Using the data below, repeat all of it precisely.
** Start of DATA TO PROCESS **
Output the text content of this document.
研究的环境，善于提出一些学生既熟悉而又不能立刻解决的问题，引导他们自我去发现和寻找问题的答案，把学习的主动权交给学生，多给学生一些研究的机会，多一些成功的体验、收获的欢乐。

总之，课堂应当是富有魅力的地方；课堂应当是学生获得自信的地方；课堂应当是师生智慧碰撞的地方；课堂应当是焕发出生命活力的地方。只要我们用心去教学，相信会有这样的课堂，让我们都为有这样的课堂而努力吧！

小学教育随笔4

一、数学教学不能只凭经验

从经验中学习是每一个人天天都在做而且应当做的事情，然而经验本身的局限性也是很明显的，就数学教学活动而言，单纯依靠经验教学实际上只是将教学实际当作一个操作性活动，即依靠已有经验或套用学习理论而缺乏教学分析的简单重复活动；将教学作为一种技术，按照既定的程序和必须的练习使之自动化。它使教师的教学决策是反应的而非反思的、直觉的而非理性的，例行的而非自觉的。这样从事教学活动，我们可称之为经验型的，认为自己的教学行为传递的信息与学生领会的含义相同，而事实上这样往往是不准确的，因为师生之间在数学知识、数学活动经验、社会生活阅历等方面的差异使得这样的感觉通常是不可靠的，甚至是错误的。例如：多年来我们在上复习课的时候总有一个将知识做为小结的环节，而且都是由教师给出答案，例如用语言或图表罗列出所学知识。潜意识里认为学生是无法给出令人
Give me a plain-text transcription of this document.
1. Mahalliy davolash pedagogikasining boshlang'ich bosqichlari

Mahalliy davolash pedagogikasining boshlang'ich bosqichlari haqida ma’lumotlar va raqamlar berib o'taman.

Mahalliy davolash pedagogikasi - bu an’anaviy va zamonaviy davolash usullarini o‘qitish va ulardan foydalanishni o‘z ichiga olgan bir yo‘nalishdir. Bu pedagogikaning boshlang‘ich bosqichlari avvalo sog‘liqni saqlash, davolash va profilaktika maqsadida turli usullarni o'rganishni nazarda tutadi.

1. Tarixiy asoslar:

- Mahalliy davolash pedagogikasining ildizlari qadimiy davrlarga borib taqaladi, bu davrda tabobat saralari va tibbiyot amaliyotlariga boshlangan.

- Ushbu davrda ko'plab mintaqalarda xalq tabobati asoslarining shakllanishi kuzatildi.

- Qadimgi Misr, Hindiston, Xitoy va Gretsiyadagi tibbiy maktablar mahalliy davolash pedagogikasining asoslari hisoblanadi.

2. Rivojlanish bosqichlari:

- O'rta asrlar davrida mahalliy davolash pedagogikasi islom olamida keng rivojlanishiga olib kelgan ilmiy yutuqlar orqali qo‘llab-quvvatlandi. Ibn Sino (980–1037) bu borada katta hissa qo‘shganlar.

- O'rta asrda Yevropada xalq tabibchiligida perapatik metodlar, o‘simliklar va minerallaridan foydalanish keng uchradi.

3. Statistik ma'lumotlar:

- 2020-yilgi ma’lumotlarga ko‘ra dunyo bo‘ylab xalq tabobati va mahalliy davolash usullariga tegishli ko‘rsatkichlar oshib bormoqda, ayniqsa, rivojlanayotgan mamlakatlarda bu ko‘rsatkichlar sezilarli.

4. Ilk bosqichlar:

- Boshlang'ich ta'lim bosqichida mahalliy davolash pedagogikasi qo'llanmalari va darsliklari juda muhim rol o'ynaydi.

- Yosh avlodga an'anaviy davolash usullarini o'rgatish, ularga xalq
** End of DATA TO PROCESS **
ANSWER IN FULL —
Output the text content of this document.
研究的环境，善于提出一些学生既熟悉而又不能立刻解决的问题，引导他们自我去发现和寻找问题的答案，把学习的主动权交给学生，多给学生一些研究的机会，多一些成功的体验、收获的欢乐。

总之，课堂应当是富有魅力的地方；课堂应当是学生获得自信的地方；课堂应当是师生智慧碰撞的地方；课堂应当是焕发出生命活力的地方。只要我们用心去教学，相信会有这样的课堂，让我们都为有这样的课堂而努力吧！

小学教育随笔4

一、数学教学不能只凭经验

从经验中学习是每一个人天天都在做而且应当做的事情，然而经验本身的局限性也是很明显的，就数学教学活动而言，单纯依靠经验教学实际上只是将教学实际当作一个操作性活动，即依靠已有经验或套用学习理论而缺乏教学分析的简单重复活动；将教学作为一种技术，按照既定的程序和必须的练习使之自动化。它使教师的教学决策是反应的而非反思的、直觉的而非理性的，例行的而非自觉的。这样从事教学活动，我们可称之为经验型的，认为自己的教学行为传递的信息与学生领会的含义相同，而事实上这样往往是不准确的，因为师生之间在数学知识、数学活动经验、社会生活阅历等方面的差异使得这样的感觉通常是不可靠的，甚至是错误的。例如：多年来我们在上复习课的时候总有一个将知识做为小结的环节，而且都是由教师给出答案，例如用语言或图表罗列出所学知识。潜意识里认为学生是无法给出令人
Give me a plain-text transcription of this document.
1. Mahalliy davolash pedagogikasining boshlang'ich bosqichlari

Mahalliy davolash pedagogikasining boshlang'ich bosqichlari haqida ma’lumotlar va raqamlar berib o'taman.

Mahalliy davolash pedagogikasi - bu an’anaviy va zamonaviy davolash usullarini o‘qitish va ulardan foydalanishni o‘z ichiga olgan bir yo‘nalishdir. Bu pedagogikaning boshlang‘ich bosqichlari avvalo sog‘liqni saqlash, davolash va profilaktika maqsadida turli usullarni o'rganishni nazarda tutadi.

1. Tarixiy asoslar:

- Mahalliy davolash pedagogikasining ildizlari qadimiy davrlarga borib taqaladi, bu davrda tabobat saralari va tibbiyot amaliyotlariga boshlangan.

- Ushbu davrda ko'plab mintaqalarda xalq tabobati asoslarining shakllanishi kuzatildi.

- Qadimgi Misr, Hindiston, Xitoy va Gretsiyadagi tibbiy maktablar mahalliy davolash pedagogikasining asoslari hisoblanadi.

2. Rivojlanish bosqichlari:

- O'rta asrlar davrida mahalliy davolash pedagogikasi islom olamida keng rivojlanishiga olib kelgan ilmiy yutuqlar orqali qo‘llab-quvvatlandi. Ibn Sino (980–1037) bu borada katta hissa qo‘shganlar.

- O'rta asrda Yevropada xalq tabibchiligida perapatik metodlar, o‘simliklar va minerallaridan foydalanish keng uchradi.

3. Statistik ma'lumotlar:

- 2020-yilgi ma’lumotlarga ko‘ra dunyo bo‘ylab xalq tabobati va mahalliy davolash usullariga tegishli ko‘rsatkichlar oshib bormoqda, ayniqsa, rivojlanayotgan mamlakatlarda bu ko‘rsatkichlar sezilarli.

4. Ilk bosqichlar:

- Boshlang'ich ta'lim bosqichida mahalliy davolash pedagogikasi qo'llanmalari va darsliklari juda muhim rol o'ynaydi.

- Yosh avlodga an'anaviy davolash usullarini o'rgatish, ularga xalq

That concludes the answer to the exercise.